● **Input for this task**:

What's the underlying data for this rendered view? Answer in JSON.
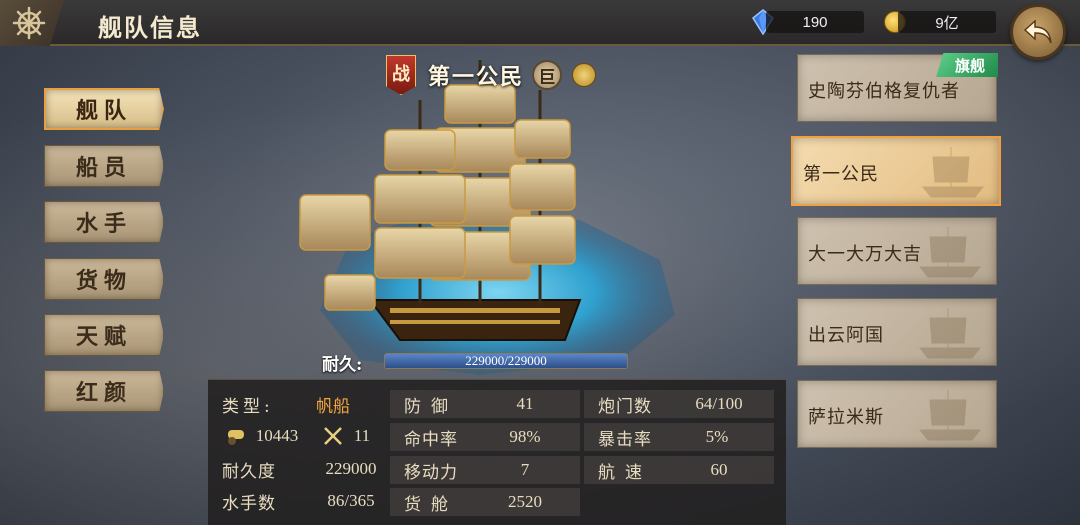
{
  "header": {
    "title": "舰队信息",
    "gems": "190",
    "gold": "9亿"
  },
  "tabs": [
    {
      "label": "舰队",
      "active": true
    },
    {
      "label": "船员",
      "active": false
    },
    {
      "label": "水手",
      "active": false
    },
    {
      "label": "货物",
      "active": false
    },
    {
      "label": "天赋",
      "active": false
    },
    {
      "label": "红颜",
      "active": false
    }
  ],
  "ship": {
    "battle_badge": "战",
    "name": "第一公民",
    "size_badge": "巨",
    "durability_label": "耐久:",
    "durability_text": "229000/229000",
    "durability_fraction": 1.0
  },
  "stats": {
    "type_label": "类型:",
    "type_value": "帆船",
    "power_value": "10443",
    "attack_value": "11",
    "durability_label": "耐久度",
    "durability_value": "229000",
    "sailors_label": "水手数",
    "sailors_value": "86/365",
    "defense_label": "防御",
    "defense_value": "41",
    "hit_label": "命中率",
    "hit_value": "98%",
    "move_label": "移动力",
    "move_value": "7",
    "cargo_label": "货舱",
    "cargo_value": "2520",
    "cannon_label": "炮门数",
    "cannon_value": "64/100",
    "crit_label": "暴击率",
    "crit_value": "5%",
    "speed_label": "航速",
    "speed_value": "60"
  },
  "fleet_list": [
    {
      "name": "史陶芬伯格复仇者",
      "flagship_badge": "旗舰",
      "active": false
    },
    {
      "name": "第一公民",
      "active": true
    },
    {
      "name": "大一大万大吉",
      "active": false
    },
    {
      "name": "出云阿国",
      "active": false
    },
    {
      "name": "萨拉米斯",
      "active": false
    }
  ],
  "colors": {
    "accent_orange": "#f2a640",
    "durability_bar": "#3d68a8",
    "flagship_green": "#2fa860"
  }
}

● **Objective**: Set the pictures aside and transcribe the data above exactly.

● **Completed task**:
What's the underlying data for this rendered view? Answer in JSON.
{
  "header": {
    "title": "舰队信息",
    "gems": "190",
    "gold": "9亿"
  },
  "tabs": [
    {
      "label": "舰队",
      "active": true
    },
    {
      "label": "船员",
      "active": false
    },
    {
      "label": "水手",
      "active": false
    },
    {
      "label": "货物",
      "active": false
    },
    {
      "label": "天赋",
      "active": false
    },
    {
      "label": "红颜",
      "active": false
    }
  ],
  "ship": {
    "battle_badge": "战",
    "name": "第一公民",
    "size_badge": "巨",
    "durability_label": "耐久:",
    "durability_text": "229000/229000",
    "durability_fraction": 1.0
  },
  "stats": {
    "type_label": "类型:",
    "type_value": "帆船",
    "power_value": "10443",
    "attack_value": "11",
    "durability_label": "耐久度",
    "durability_value": "229000",
    "sailors_label": "水手数",
    "sailors_value": "86/365",
    "defense_label": "防御",
    "defense_value": "41",
    "hit_label": "命中率",
    "hit_value": "98%",
    "move_label": "移动力",
    "move_value": "7",
    "cargo_label": "货舱",
    "cargo_value": "2520",
    "cannon_label": "炮门数",
    "cannon_value": "64/100",
    "crit_label": "暴击率",
    "crit_value": "5%",
    "speed_label": "航速",
    "speed_value": "60"
  },
  "fleet_list": [
    {
      "name": "史陶芬伯格复仇者",
      "flagship_badge": "旗舰",
      "active": false
    },
    {
      "name": "第一公民",
      "active": true
    },
    {
      "name": "大一大万大吉",
      "active": false
    },
    {
      "name": "出云阿国",
      "active": false
    },
    {
      "name": "萨拉米斯",
      "active": false
    }
  ],
  "colors": {
    "accent_orange": "#f2a640",
    "durability_bar": "#3d68a8",
    "flagship_green": "#2fa860"
  }
}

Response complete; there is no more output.